In the records that follow, locate every line with "Give" and extract it.

----- PROVIDED RECORDS

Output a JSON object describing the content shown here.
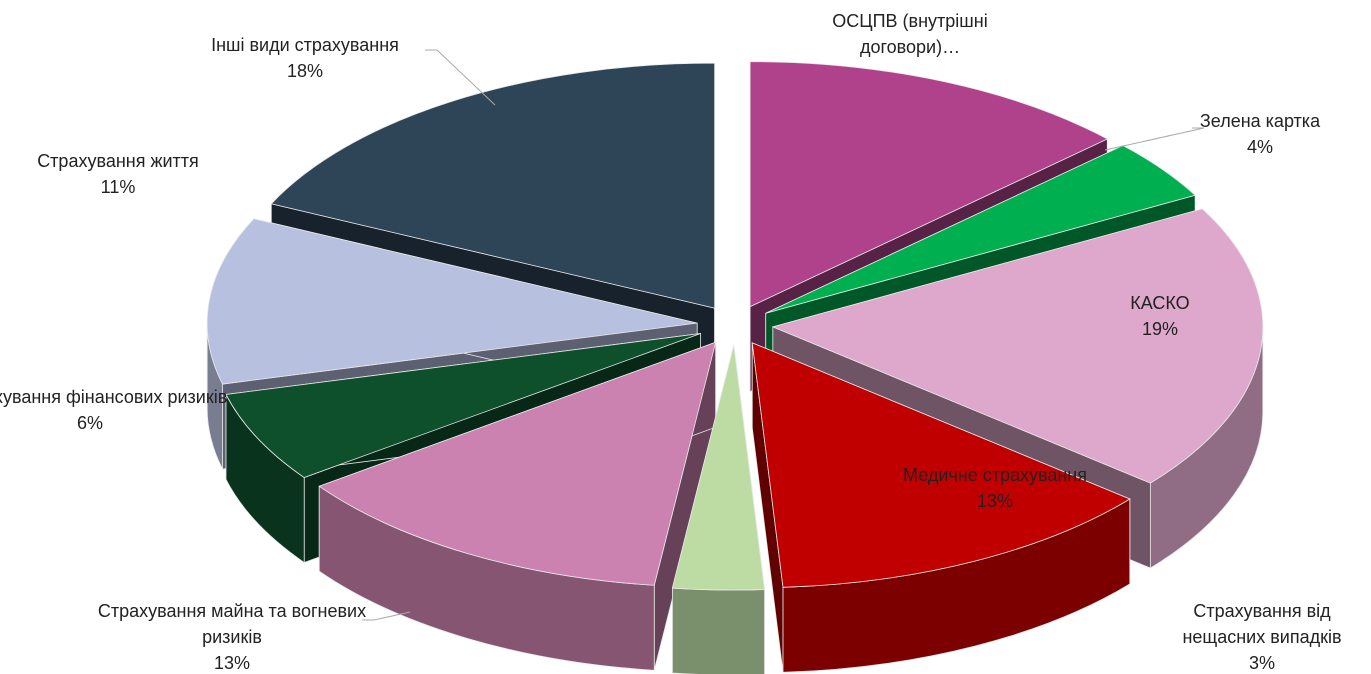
{
  "chart_data": {
    "type": "pie3d",
    "categories": [
      "ОСЦПВ (внутрішні договори)…",
      "Зелена картка",
      "КАСКО",
      "Медичне страхування",
      "Страхування від нещасних випадків",
      "Страхування майна та вогневих ризиків",
      "Страхування фінансових ризиків",
      "Страхування життя",
      "Інші види страхування"
    ],
    "values": [
      13,
      4,
      19,
      13,
      3,
      13,
      6,
      11,
      18
    ],
    "value_labels": [
      null,
      "4%",
      "19%",
      "13%",
      "3%",
      "13%",
      "6%",
      "11%",
      "18%"
    ],
    "colors": [
      "#b0418b",
      "#00b050",
      "#dea8cc",
      "#c00000",
      "#bcdca4",
      "#cc82b0",
      "#0e4f2c",
      "#b8c0e0",
      "#2e4457"
    ]
  }
}
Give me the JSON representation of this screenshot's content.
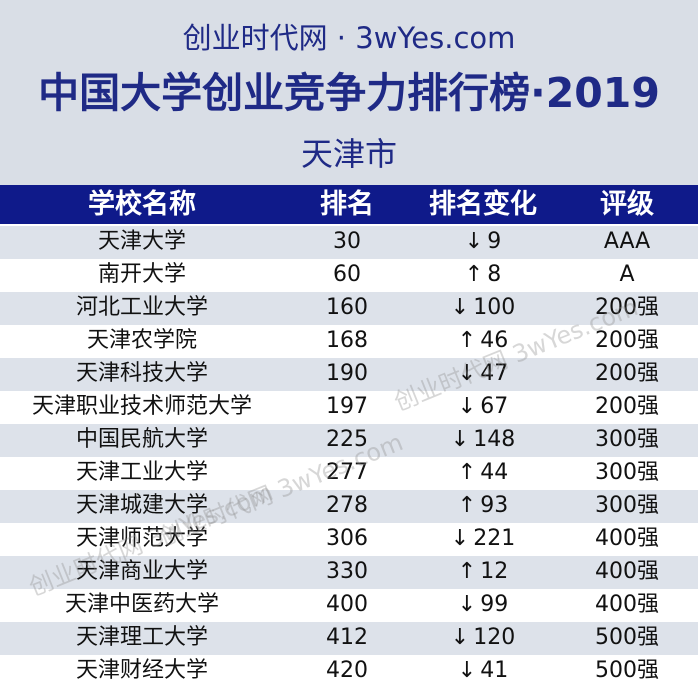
{
  "header": {
    "site": "创业时代网 · 3wYes.com",
    "title": "中国大学创业竞争力排行榜·2019",
    "city": "天津市"
  },
  "table": {
    "columns": [
      "学校名称",
      "排名",
      "排名变化",
      "评级"
    ],
    "rows": [
      {
        "name": "天津大学",
        "rank": "30",
        "arrow": "↓",
        "change": "9",
        "grade": "AAA"
      },
      {
        "name": "南开大学",
        "rank": "60",
        "arrow": "↑",
        "change": "8",
        "grade": "A"
      },
      {
        "name": "河北工业大学",
        "rank": "160",
        "arrow": "↓",
        "change": "100",
        "grade": "200强"
      },
      {
        "name": "天津农学院",
        "rank": "168",
        "arrow": "↑",
        "change": "46",
        "grade": "200强"
      },
      {
        "name": "天津科技大学",
        "rank": "190",
        "arrow": "↓",
        "change": "47",
        "grade": "200强"
      },
      {
        "name": "天津职业技术师范大学",
        "rank": "197",
        "arrow": "↓",
        "change": "67",
        "grade": "200强"
      },
      {
        "name": "中国民航大学",
        "rank": "225",
        "arrow": "↓",
        "change": "148",
        "grade": "300强"
      },
      {
        "name": "天津工业大学",
        "rank": "277",
        "arrow": "↑",
        "change": "44",
        "grade": "300强"
      },
      {
        "name": "天津城建大学",
        "rank": "278",
        "arrow": "↑",
        "change": "93",
        "grade": "300强"
      },
      {
        "name": "天津师范大学",
        "rank": "306",
        "arrow": "↓",
        "change": "221",
        "grade": "400强"
      },
      {
        "name": "天津商业大学",
        "rank": "330",
        "arrow": "↑",
        "change": "12",
        "grade": "400强"
      },
      {
        "name": "天津中医药大学",
        "rank": "400",
        "arrow": "↓",
        "change": "99",
        "grade": "400强"
      },
      {
        "name": "天津理工大学",
        "rank": "412",
        "arrow": "↓",
        "change": "120",
        "grade": "500强"
      },
      {
        "name": "天津财经大学",
        "rank": "420",
        "arrow": "↓",
        "change": "41",
        "grade": "500强"
      }
    ]
  },
  "watermarks": [
    "创业时代网 3wYes.com",
    "创业时代网 3wYes.com",
    "创业时代网 3wYes.com"
  ]
}
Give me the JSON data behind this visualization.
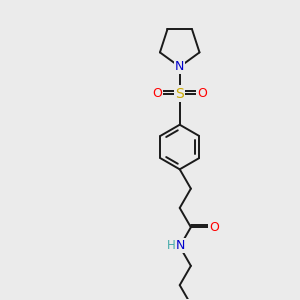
{
  "bg_color": "#ebebeb",
  "bond_color": "#1a1a1a",
  "atom_colors": {
    "N": "#0000cc",
    "O": "#ff0000",
    "S": "#ccaa00",
    "H": "#44aaaa",
    "C": "#1a1a1a"
  },
  "figsize": [
    3.0,
    3.0
  ],
  "dpi": 100,
  "lw": 1.4,
  "fs": 8.5
}
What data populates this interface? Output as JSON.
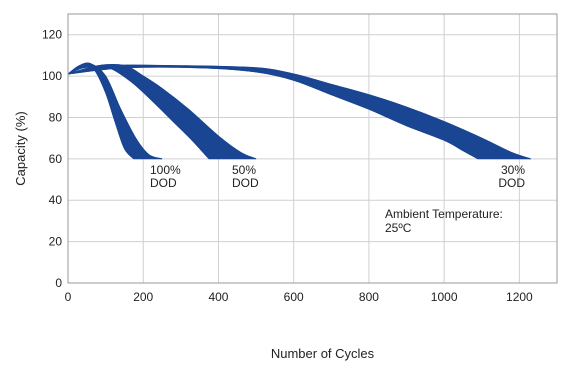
{
  "chart_data": {
    "type": "area",
    "title": "",
    "xlabel": "Number of Cycles",
    "ylabel": "Capacity (%)",
    "xlim": [
      0,
      1300
    ],
    "ylim": [
      0,
      130
    ],
    "xticks": [
      0,
      200,
      400,
      600,
      800,
      1000,
      1200
    ],
    "yticks": [
      0,
      20,
      40,
      60,
      80,
      100,
      120
    ],
    "grid": true,
    "band_color": "#1a4592",
    "series": [
      {
        "name": "100% DOD",
        "label_lines": [
          "100%",
          "DOD"
        ],
        "upper": [
          [
            0,
            101
          ],
          [
            30,
            105
          ],
          [
            60,
            106
          ],
          [
            100,
            100
          ],
          [
            140,
            84
          ],
          [
            180,
            70
          ],
          [
            215,
            62
          ],
          [
            250,
            60
          ]
        ],
        "lower": [
          [
            0,
            101
          ],
          [
            40,
            104
          ],
          [
            70,
            103
          ],
          [
            100,
            92
          ],
          [
            125,
            78
          ],
          [
            150,
            65
          ],
          [
            175,
            60
          ]
        ]
      },
      {
        "name": "50% DOD",
        "label_lines": [
          "50%",
          "DOD"
        ],
        "upper": [
          [
            0,
            101
          ],
          [
            80,
            105
          ],
          [
            150,
            105
          ],
          [
            200,
            100
          ],
          [
            250,
            94
          ],
          [
            320,
            84
          ],
          [
            400,
            71
          ],
          [
            460,
            63
          ],
          [
            500,
            60
          ]
        ],
        "lower": [
          [
            0,
            101
          ],
          [
            70,
            104
          ],
          [
            110,
            104
          ],
          [
            170,
            97
          ],
          [
            230,
            87
          ],
          [
            280,
            78
          ],
          [
            330,
            69
          ],
          [
            375,
            60
          ]
        ]
      },
      {
        "name": "30% DOD",
        "label_lines": [
          "30%",
          "DOD"
        ],
        "upper": [
          [
            0,
            101
          ],
          [
            100,
            105
          ],
          [
            300,
            105
          ],
          [
            500,
            104
          ],
          [
            600,
            101
          ],
          [
            700,
            96
          ],
          [
            800,
            91
          ],
          [
            900,
            85
          ],
          [
            1000,
            78
          ],
          [
            1100,
            70
          ],
          [
            1180,
            63
          ],
          [
            1230,
            60
          ]
        ],
        "lower": [
          [
            0,
            101
          ],
          [
            150,
            104
          ],
          [
            350,
            104
          ],
          [
            500,
            102
          ],
          [
            600,
            98
          ],
          [
            700,
            91
          ],
          [
            800,
            84
          ],
          [
            900,
            76
          ],
          [
            1000,
            69
          ],
          [
            1050,
            64
          ],
          [
            1090,
            60
          ]
        ]
      }
    ],
    "annotation_lines": [
      "Ambient Temperature:",
      "25ºC"
    ]
  }
}
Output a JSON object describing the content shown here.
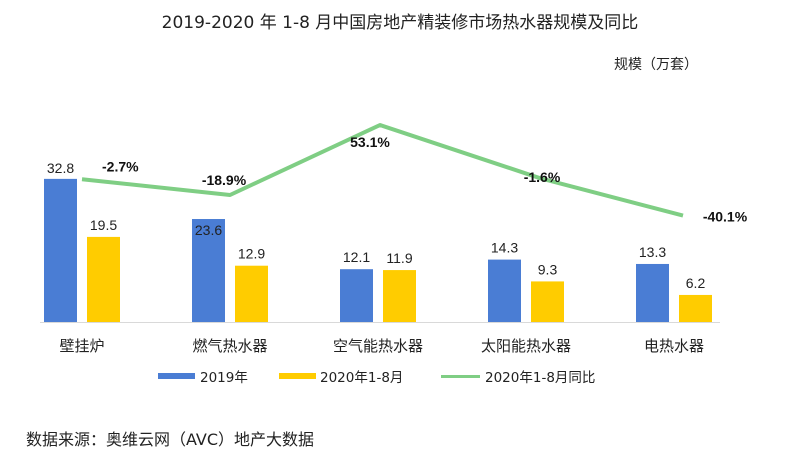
{
  "chart_data": {
    "type": "bar",
    "title": "2019-2020 年 1-8 月中国房地产精装修市场热水器规模及同比",
    "ylabel": "规模（万套）",
    "categories": [
      "壁挂炉",
      "燃气热水器",
      "空气能热水器",
      "太阳能热水器",
      "电热水器"
    ],
    "series": [
      {
        "name": "2019年",
        "type": "bar",
        "axis": "left",
        "color": "#4a7dd4",
        "values": [
          32.8,
          23.6,
          12.1,
          14.3,
          13.3
        ],
        "labels": [
          "32.8",
          "23.6",
          "12.1",
          "14.3",
          "13.3"
        ]
      },
      {
        "name": "2020年1-8月",
        "type": "bar",
        "axis": "left",
        "color": "#ffcc00",
        "values": [
          19.5,
          12.9,
          11.9,
          9.3,
          6.2
        ],
        "labels": [
          "19.5",
          "12.9",
          "11.9",
          "9.3",
          "6.2"
        ]
      },
      {
        "name": "2020年1-8月同比",
        "type": "line",
        "axis": "right",
        "unit": "%",
        "color": "#7fce84",
        "values": [
          -2.7,
          -18.9,
          53.1,
          -1.6,
          -40.1
        ],
        "labels": [
          "-2.7%",
          "-18.9%",
          "53.1%",
          "-1.6%",
          "-40.1%"
        ]
      }
    ],
    "ylim": [
      0,
      33
    ],
    "y2lim": [
      -50,
      60
    ],
    "grid": false,
    "legend": "bottom"
  },
  "source": "数据来源：奥维云网（AVC）地产大数据"
}
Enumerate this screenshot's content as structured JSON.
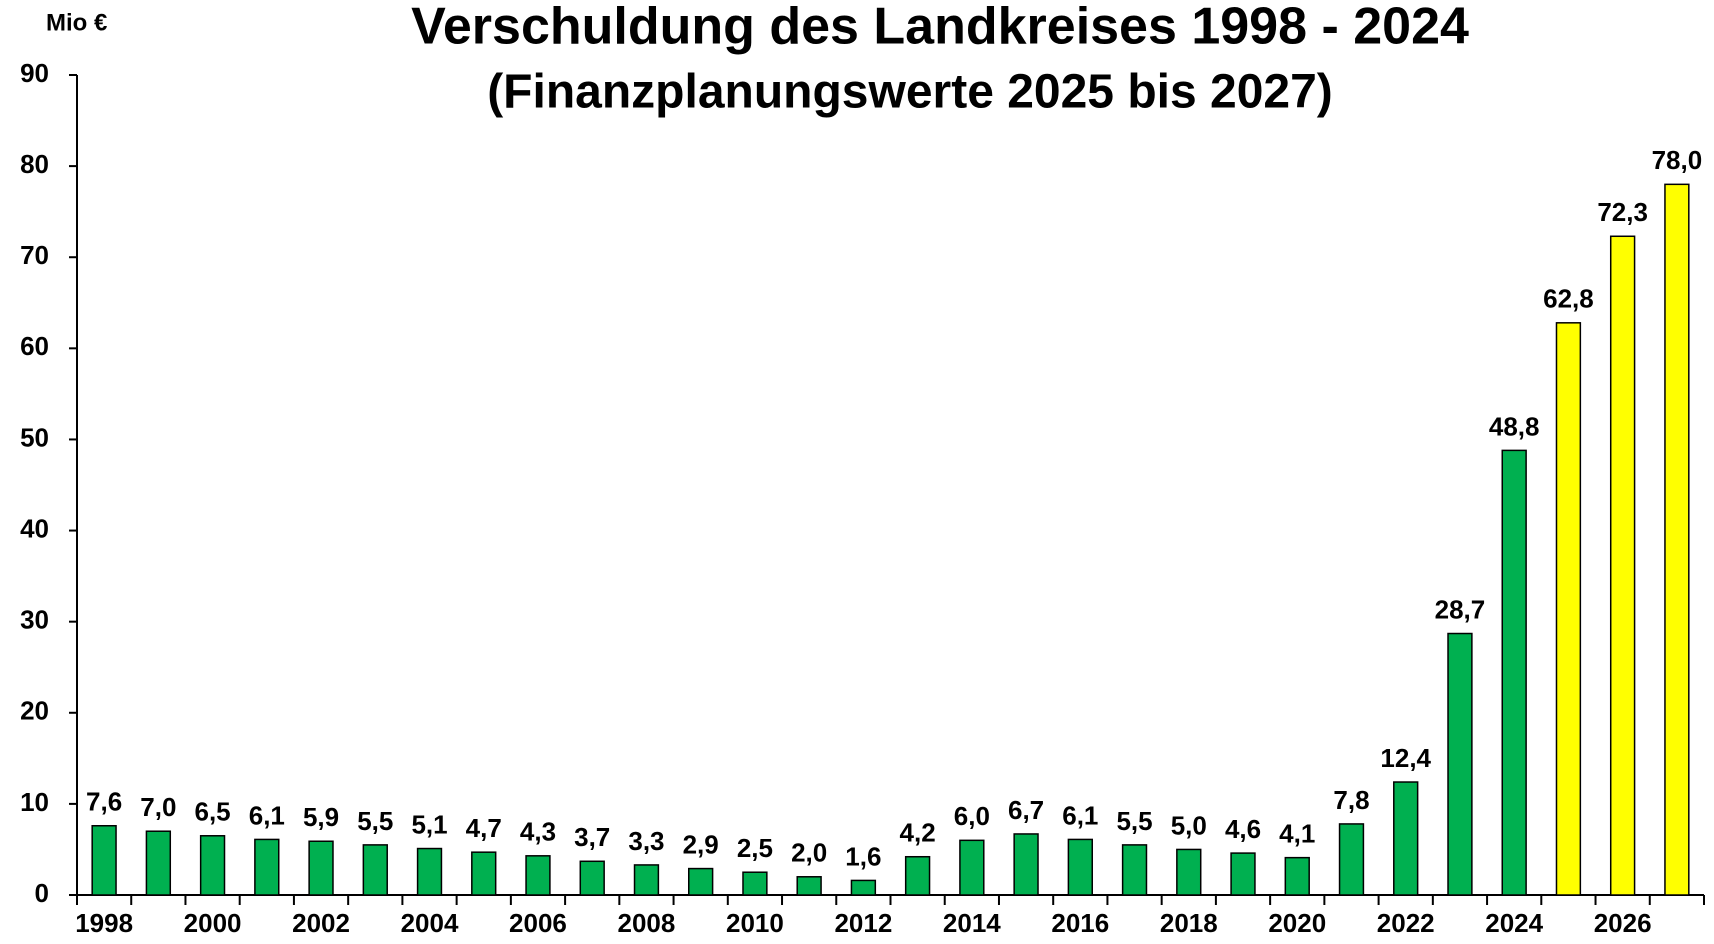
{
  "chart_data": {
    "type": "bar",
    "title": "Verschuldung des Landkreises 1998 - 2024",
    "subtitle": "(Finanzplanungswerte 2025 bis 2027)",
    "y_axis_label": "Mio €",
    "categories": [
      "1998",
      null,
      "2000",
      null,
      "2002",
      null,
      "2004",
      null,
      "2006",
      null,
      "2008",
      null,
      "2010",
      null,
      "2012",
      null,
      "2014",
      null,
      "2016",
      null,
      "2018",
      null,
      "2020",
      null,
      "2022",
      null,
      "2024",
      null,
      "2026",
      null
    ],
    "values": [
      7.6,
      7.0,
      6.5,
      6.1,
      5.9,
      5.5,
      5.1,
      4.7,
      4.3,
      3.7,
      3.3,
      2.9,
      2.5,
      2.0,
      1.6,
      4.2,
      6.0,
      6.7,
      6.1,
      5.5,
      5.0,
      4.6,
      4.1,
      7.8,
      12.4,
      28.7,
      48.8,
      62.8,
      72.3,
      78.0
    ],
    "value_labels": [
      "7,6",
      "7,0",
      "6,5",
      "6,1",
      "5,9",
      "5,5",
      "5,1",
      "4,7",
      "4,3",
      "3,7",
      "3,3",
      "2,9",
      "2,5",
      "2,0",
      "1,6",
      "4,2",
      "6,0",
      "6,7",
      "6,1",
      "5,5",
      "5,0",
      "4,6",
      "4,1",
      "7,8",
      "12,4",
      "28,7",
      "48,8",
      "62,8",
      "72,3",
      "78,0"
    ],
    "colors": [
      "#00b050",
      "#00b050",
      "#00b050",
      "#00b050",
      "#00b050",
      "#00b050",
      "#00b050",
      "#00b050",
      "#00b050",
      "#00b050",
      "#00b050",
      "#00b050",
      "#00b050",
      "#00b050",
      "#00b050",
      "#00b050",
      "#00b050",
      "#00b050",
      "#00b050",
      "#00b050",
      "#00b050",
      "#00b050",
      "#00b050",
      "#00b050",
      "#00b050",
      "#00b050",
      "#00b050",
      "#ffff00",
      "#ffff00",
      "#ffff00"
    ],
    "ylim": [
      0,
      90
    ],
    "yticks": [
      0,
      10,
      20,
      30,
      40,
      50,
      60,
      70,
      80,
      90
    ],
    "grid": false
  }
}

----------

▸ **SOLUTION**
Give me the JSON representation of this screenshot's content.
Give me the JSON data behind this visualization.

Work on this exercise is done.